_SUPPLIED PASSAGE_:
--- --- ---
# Nonlinear finite elements/Kinematics - spectral decomposition

## Spectral decompositions

Many numerical algorithms use spectral decompositions to compute material behavior.

### Spectral decompositions of stretch tensors

Infinitesimal line segments in the material and spatial configurations are related by

${\displaystyle d\mathbf {x} ={\boldsymbol {F}}\cdot d{\boldsymbol {X}}={\boldsymbol {R}}\cdot ({\boldsymbol {U}}\cdot d{\boldsymbol {X}})={\boldsymbol {V}}\cdot ({\boldsymbol {R}}\cdot d{\boldsymbol {X}})~.}$

So the sequence of operations may be either considered as a stretch of in the material configuration followed by a rotation or a rotation followed by a stretch.

Also note that

${\displaystyle {\boldsymbol {V}}={\boldsymbol {R}}\cdot {\boldsymbol {U}}\cdot {\boldsymbol {R}}^{T}~.}$

Let the spectral decomposition of ${\displaystyle {\boldsymbol {U}}}$  be

${\displaystyle {\boldsymbol {U}}=\sum _{i=1}^{3}\lambda _{i}~{\boldsymbol {N}}_{i}\otimes {\boldsymbol {N}}_{i}}$

and the spectral decomposition of ${\displaystyle {\boldsymbol {V}}}$  be

${\displaystyle {\boldsymbol {V}}=\sum _{i=1}^{3}{\hat {\lambda }}_{i}~\mathbf {n} _{i}\otimes \mathbf {n} _{i}~.}$

Then

${\displaystyle {\boldsymbol {V}}={\boldsymbol {R}}\cdot {\boldsymbol {U}}\cdot {\boldsymbol {R}}^{T}=\sum _{i=1}^{3}\lambda _{i}~{\boldsymbol {R}}\cdot ({\boldsymbol {N}}_{i}\otimes {\boldsymbol {N}}_{i})\cdot {\boldsymbol {R}}^{T}=\sum _{i=1}^{3}\lambda _{i}~({\boldsymbol {R}}\cdot {\boldsymbol {N}}_{i})\otimes ({\boldsymbol {R}}\cdot {\boldsymbol {N}}_{i})}$

Therefore the uniqueness of the spectral decomposition implies that

${\displaystyle \lambda _{i}={\hat {\lambda }}_{i}\quad {\text{and}}\quad \mathbf {n} _{i}={\boldsymbol {R}}\cdot {\boldsymbol {N}}_{i}}$

The left stretch (${\displaystyle {\boldsymbol {V}}}$ ) is also called the spatial stretch tensor while the right stretch (${\displaystyle {\boldsymbol {U}}}$ ) is called the material stretch tensor.
--- --- ---
[Stored data entries]

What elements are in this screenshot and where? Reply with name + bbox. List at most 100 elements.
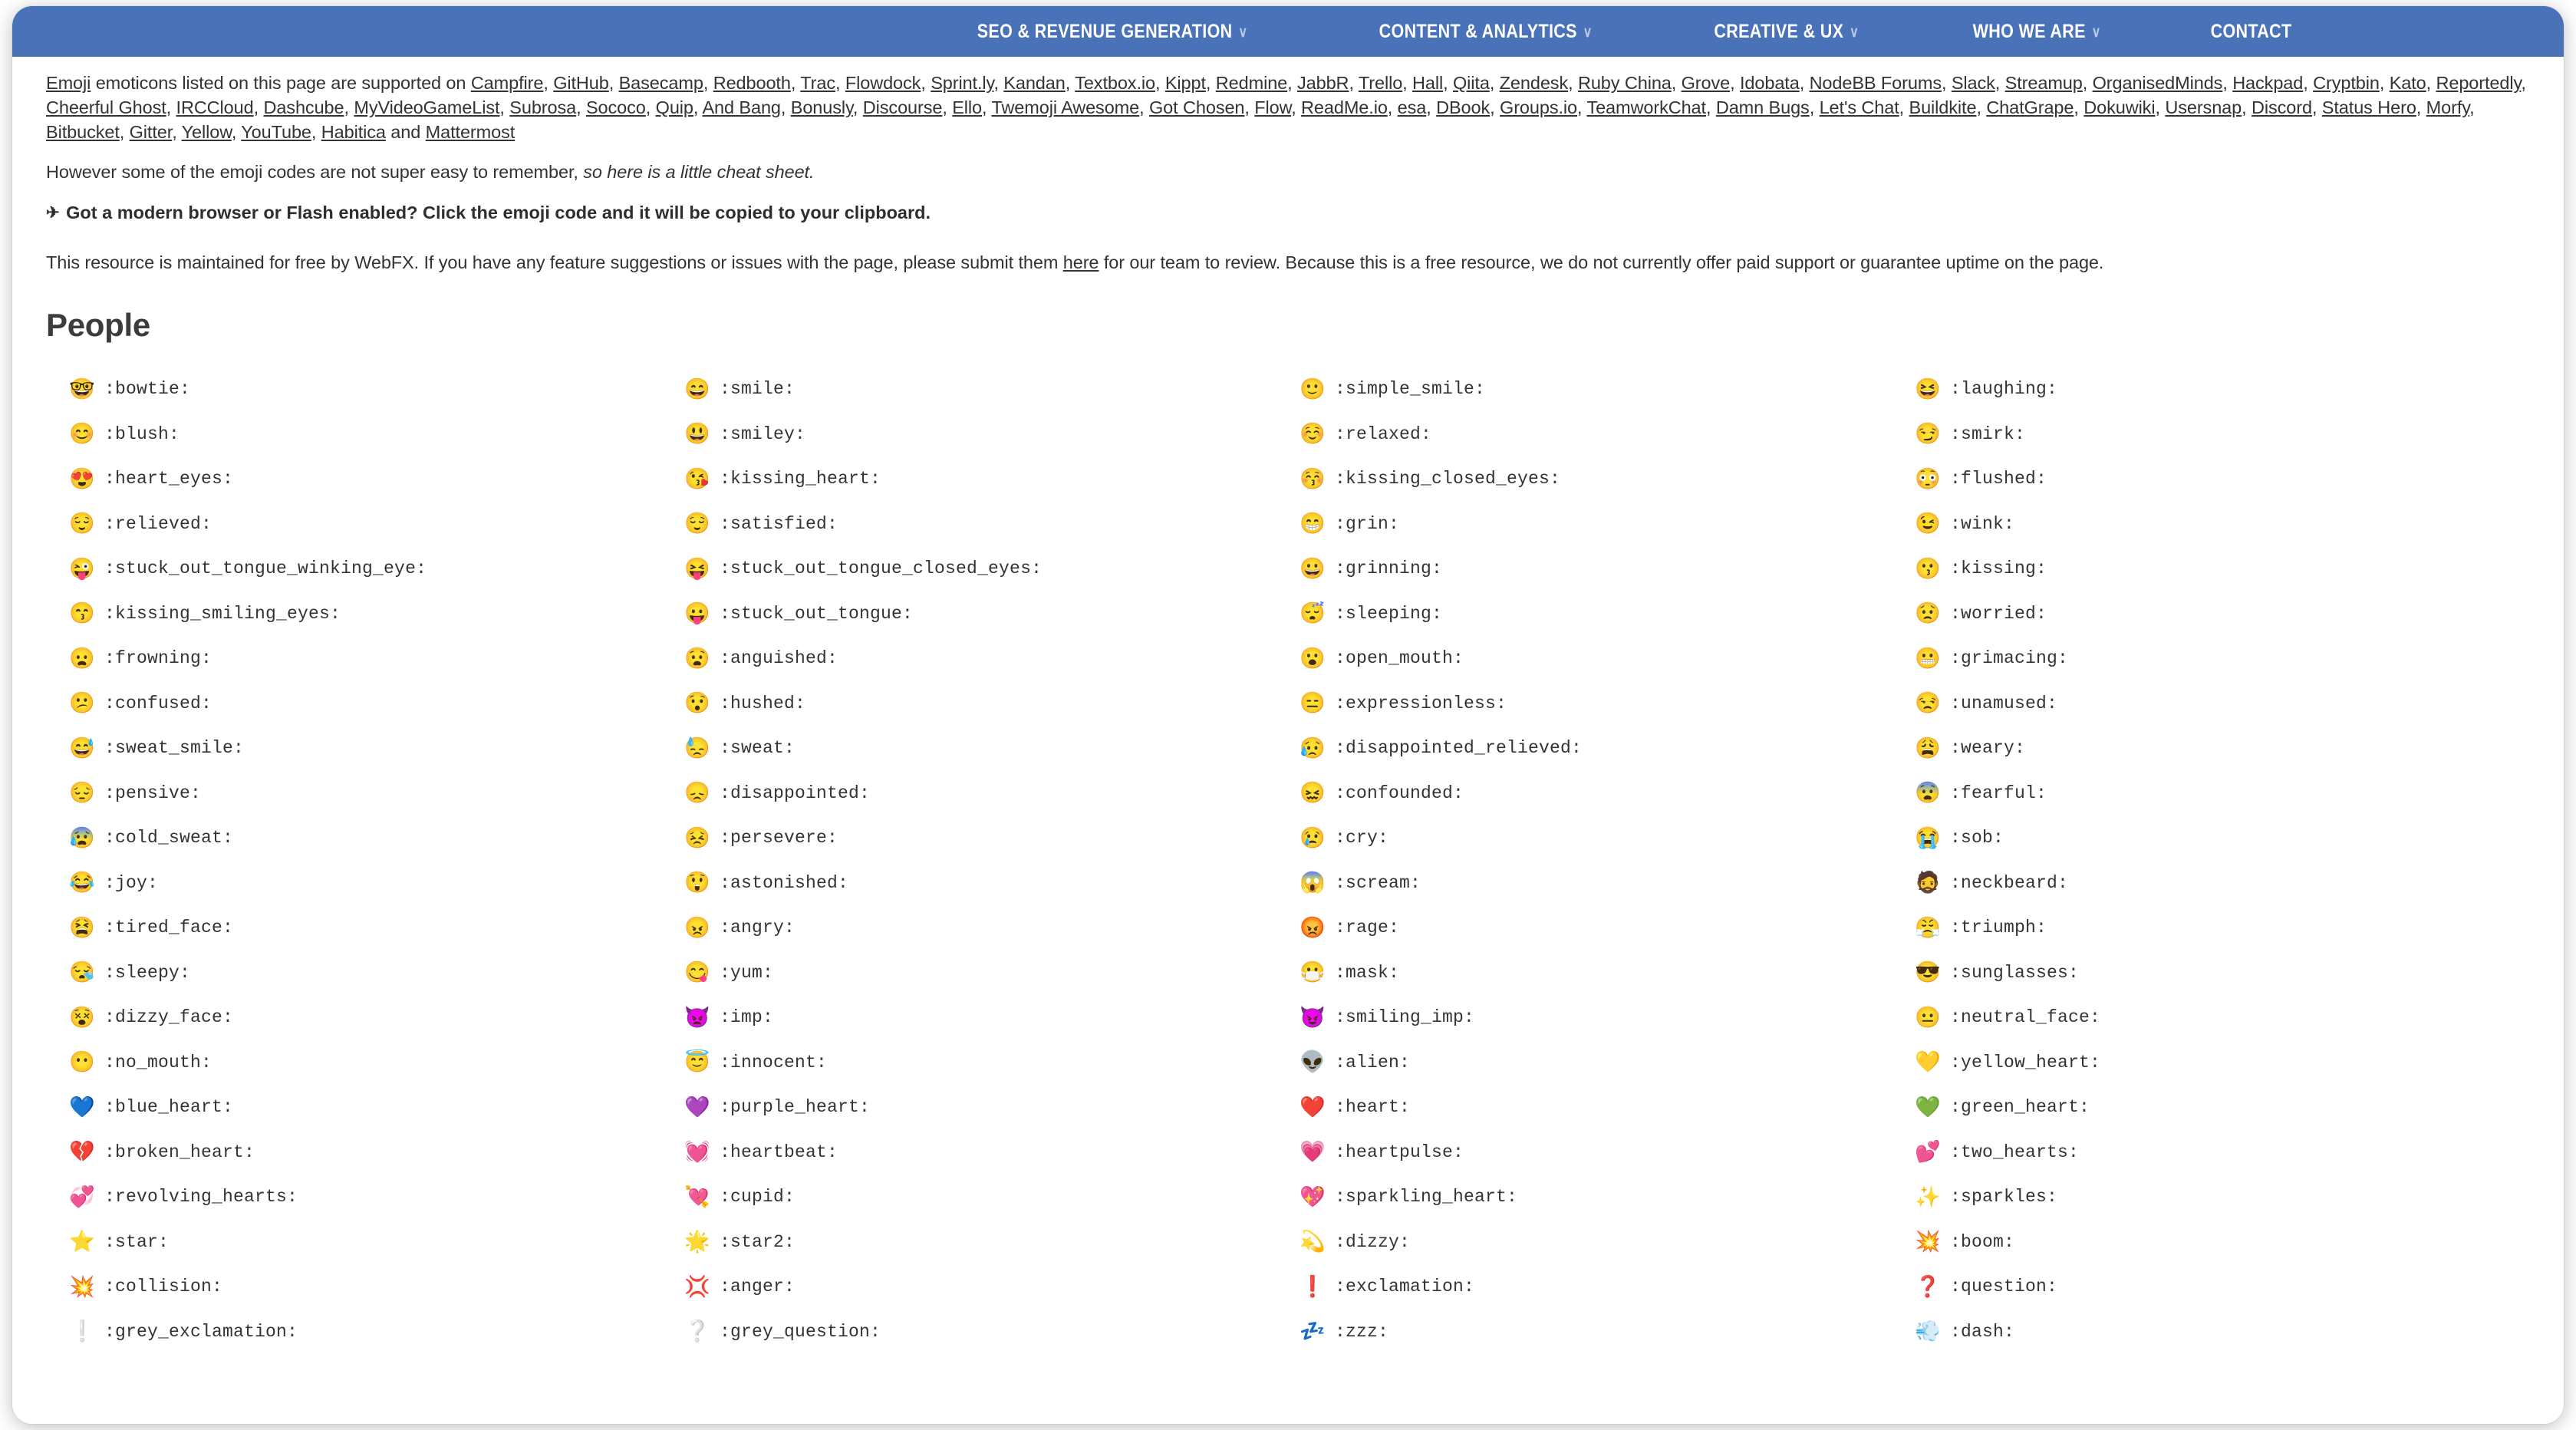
page-scroll-area[interactable]: SEO & REVENUE GENERATION ∨ CONTENT & ANALY… (12, 6, 2564, 1424)
emoji-item[interactable]: 😪:sleepy: (69, 951, 684, 996)
emoji-item[interactable]: 😚:kissing_closed_eyes: (1300, 456, 1915, 502)
supported-app-link[interactable]: Habitica (321, 122, 386, 142)
supported-app-link[interactable]: Usersnap (2165, 97, 2242, 117)
emoji-code-label[interactable]: :frowning: (104, 648, 212, 668)
emoji-item[interactable]: 😇:innocent: (684, 1040, 1300, 1086)
emoji-item[interactable]: 😊:blush: (69, 412, 684, 457)
supported-app-link[interactable]: Dashcube (263, 97, 344, 117)
emoji-item[interactable]: 💥:boom: (1915, 1220, 2530, 1265)
emoji-item[interactable]: 💗:heartpulse: (1300, 1130, 1915, 1175)
emoji-code-label[interactable]: :yum: (720, 963, 773, 983)
emoji-item[interactable]: 😂:joy: (69, 861, 684, 906)
supported-app-link[interactable]: Reportedly (2436, 73, 2522, 93)
emoji-item[interactable]: 😧:anguished: (684, 636, 1300, 681)
emoji-code-label[interactable]: :confused: (104, 694, 212, 713)
supported-app-link[interactable]: IRCCloud (176, 97, 254, 117)
supported-app-link[interactable]: esa (1398, 97, 1427, 117)
emoji-item[interactable]: 😛:stuck_out_tongue: (684, 591, 1300, 637)
emoji-item[interactable]: 😵:dizzy_face: (69, 995, 684, 1040)
emoji-item[interactable]: 💥:collision: (69, 1264, 684, 1310)
supported-app-link[interactable]: Let's Chat (1820, 97, 1899, 117)
emoji-item[interactable]: ❓:question: (1915, 1264, 2530, 1310)
supported-app-link[interactable]: Sprint.ly (931, 73, 993, 93)
emoji-item[interactable]: 😤:triumph: (1915, 905, 2530, 951)
emoji-code-label[interactable]: :relieved: (104, 514, 212, 534)
supported-app-link[interactable]: Kandan (1003, 73, 1066, 93)
emoji-item[interactable]: 😟:worried: (1915, 591, 2530, 637)
emoji-item[interactable]: 😎:sunglasses: (1915, 951, 2530, 996)
emoji-code-label[interactable]: :innocent: (720, 1053, 827, 1072)
supported-app-link[interactable]: Ello (952, 97, 982, 117)
supported-app-link[interactable]: Campfire (471, 73, 544, 93)
emoji-item[interactable]: 😬:grimacing: (1915, 636, 2530, 681)
emoji-code-label[interactable]: :satisfied: (720, 514, 838, 534)
emoji-code-label[interactable]: :imp: (720, 1007, 773, 1027)
emoji-code-label[interactable]: :triumph: (1950, 918, 2047, 937)
supported-app-link[interactable]: Buildkite (1909, 97, 1977, 117)
emoji-code-label[interactable]: :blush: (104, 424, 180, 444)
emoji-item[interactable]: 💞:revolving_hearts: (69, 1175, 684, 1220)
emoji-item[interactable]: 😶:no_mouth: (69, 1040, 684, 1086)
supported-app-link[interactable]: Redmine (1216, 73, 1287, 93)
supported-app-link[interactable]: Streamup (2005, 73, 2083, 93)
emoji-code-label[interactable]: :dizzy_face: (104, 1007, 233, 1027)
emoji-item[interactable]: 🤓:bowtie: (69, 367, 684, 412)
supported-app-link[interactable]: Hackpad (2232, 73, 2303, 93)
supported-app-link[interactable]: Twemoji Awesome (991, 97, 1139, 117)
emoji-item[interactable]: 😍:heart_eyes: (69, 456, 684, 502)
emoji-item[interactable]: 😗:kissing: (1915, 546, 2530, 591)
emoji-item[interactable]: 😆:laughing: (1915, 367, 2530, 412)
emoji-item[interactable]: 😉:wink: (1915, 502, 2530, 547)
emoji-item[interactable]: 💙:blue_heart: (69, 1085, 684, 1130)
supported-app-link[interactable]: Quip (656, 97, 693, 117)
emoji-code-label[interactable]: :stuck_out_tongue: (720, 604, 913, 624)
emoji-code-label[interactable]: :revolving_hearts: (104, 1187, 298, 1207)
emoji-item[interactable]: ❕:grey_exclamation: (69, 1310, 684, 1355)
emoji-code-label[interactable]: :anger: (720, 1277, 795, 1297)
supported-app-link[interactable]: Dokuwiki (2084, 97, 2155, 117)
emoji-code-label[interactable]: :flushed: (1950, 469, 2047, 489)
supported-app-link[interactable]: Kippt (1165, 73, 1206, 93)
supported-app-link[interactable]: Flow (1254, 97, 1291, 117)
emoji-code-label[interactable]: :green_heart: (1950, 1097, 2090, 1117)
emoji-code-label[interactable]: :collision: (104, 1277, 222, 1297)
emoji-item[interactable]: 💓:heartbeat: (684, 1130, 1300, 1175)
nav-item-content-analytics[interactable]: CONTENT & ANALYTICS ∨ (1339, 21, 1632, 43)
emoji-code-label[interactable]: :rage: (1335, 918, 1399, 937)
emoji-code-label[interactable]: :purple_heart: (720, 1097, 870, 1117)
supported-app-link[interactable]: Discord (2252, 97, 2312, 117)
supported-app-link[interactable]: Kato (2390, 73, 2426, 93)
emoji-code-label[interactable]: :sleepy: (104, 963, 190, 983)
emoji-item[interactable]: 😁:grin: (1300, 502, 1915, 547)
emoji-item[interactable]: 😄:smile: (684, 367, 1300, 412)
supported-app-link[interactable]: Trac (800, 73, 835, 93)
emoji-code-label[interactable]: :question: (1950, 1277, 2057, 1297)
emoji-item[interactable]: 😯:hushed: (684, 681, 1300, 727)
emoji-item[interactable]: 😌:relieved: (69, 502, 684, 547)
emoji-code-label[interactable]: :kissing: (1950, 558, 2047, 578)
supported-app-link[interactable]: TeamworkChat (1586, 97, 1706, 117)
supported-app-link[interactable]: Idobata (1740, 73, 1800, 93)
emoji-code-label[interactable]: :mask: (1335, 963, 1399, 983)
emoji-code-label[interactable]: :heart: (1335, 1097, 1410, 1117)
emoji-item[interactable]: 💢:anger: (684, 1264, 1300, 1310)
emoji-item[interactable]: 😘:kissing_heart: (684, 456, 1300, 502)
emoji-item[interactable]: 😜:stuck_out_tongue_winking_eye: (69, 546, 684, 591)
emoji-item[interactable]: 😕:confused: (69, 681, 684, 727)
supported-app-link[interactable]: Subrosa (509, 97, 576, 117)
emoji-code-label[interactable]: :open_mouth: (1335, 648, 1464, 668)
emoji-item[interactable]: 😑:expressionless: (1300, 681, 1915, 727)
emoji-code-label[interactable]: :persevere: (720, 828, 838, 848)
supported-app-link[interactable]: Gitter (130, 122, 173, 142)
supported-app-link[interactable]: ReadMe.io (1301, 97, 1388, 117)
emoji-code-label[interactable]: :hushed: (720, 694, 805, 713)
emoji-code-label[interactable]: :heart_eyes: (104, 469, 233, 489)
supported-app-link[interactable]: Damn Bugs (1716, 97, 1810, 117)
supported-app-link[interactable]: And Bang (702, 97, 781, 117)
emoji-code-label[interactable]: :simple_smile: (1335, 379, 1485, 399)
emoji-code-label[interactable]: :blue_heart: (104, 1097, 233, 1117)
emoji-code-label[interactable]: :cupid: (720, 1187, 795, 1207)
supported-app-link[interactable]: Flowdock (845, 73, 921, 93)
emoji-code-label[interactable]: :smile: (720, 379, 795, 399)
emoji-code-label[interactable]: :kissing_closed_eyes: (1335, 469, 1560, 489)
--- --- ---
_BRIEF_:
Answer these questions about the spectral decomposition page:
(a) What do many numerical algorithms use spectral decompositions to compute?
(b) In what two ways may the sequence of operations be considered?
(c) What other name does the page give the left stretch?

_OUTPUT FOR THIS EXERCISE_:
(a) Material behavior.
(b) As a stretch in the material configuration followed by a rotation, or as a rotation followed by a stretch.
(c) The spatial stretch tensor.